* Aim of the exercise: Gather up the lines with the word "在本例中" in them.

Records contained in a dataset:
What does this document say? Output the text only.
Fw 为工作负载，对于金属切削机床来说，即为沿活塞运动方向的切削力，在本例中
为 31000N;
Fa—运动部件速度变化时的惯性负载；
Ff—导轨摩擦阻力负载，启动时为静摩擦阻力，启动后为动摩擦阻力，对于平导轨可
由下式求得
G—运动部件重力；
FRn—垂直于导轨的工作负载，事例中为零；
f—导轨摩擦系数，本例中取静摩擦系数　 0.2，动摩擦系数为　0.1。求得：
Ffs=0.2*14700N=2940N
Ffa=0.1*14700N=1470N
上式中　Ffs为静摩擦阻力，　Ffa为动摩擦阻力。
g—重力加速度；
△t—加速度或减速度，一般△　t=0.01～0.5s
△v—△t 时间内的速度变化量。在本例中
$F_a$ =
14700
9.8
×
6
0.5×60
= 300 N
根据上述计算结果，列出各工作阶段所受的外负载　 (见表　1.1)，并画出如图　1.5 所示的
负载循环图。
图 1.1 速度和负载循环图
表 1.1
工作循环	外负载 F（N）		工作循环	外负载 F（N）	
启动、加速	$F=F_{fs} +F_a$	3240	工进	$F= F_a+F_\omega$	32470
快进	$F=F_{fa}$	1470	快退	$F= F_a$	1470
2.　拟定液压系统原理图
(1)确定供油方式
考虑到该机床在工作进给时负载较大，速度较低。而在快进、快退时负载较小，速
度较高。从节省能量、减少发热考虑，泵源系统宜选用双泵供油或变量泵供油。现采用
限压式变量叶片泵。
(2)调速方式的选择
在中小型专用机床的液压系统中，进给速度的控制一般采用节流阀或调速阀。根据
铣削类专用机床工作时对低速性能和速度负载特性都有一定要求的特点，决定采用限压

* Written answer:
Fw 为工作负载，对于金属切削机床来说，即为沿活塞运动方向的切削力，在本例中
△v—△t 时间内的速度变化量。在本例中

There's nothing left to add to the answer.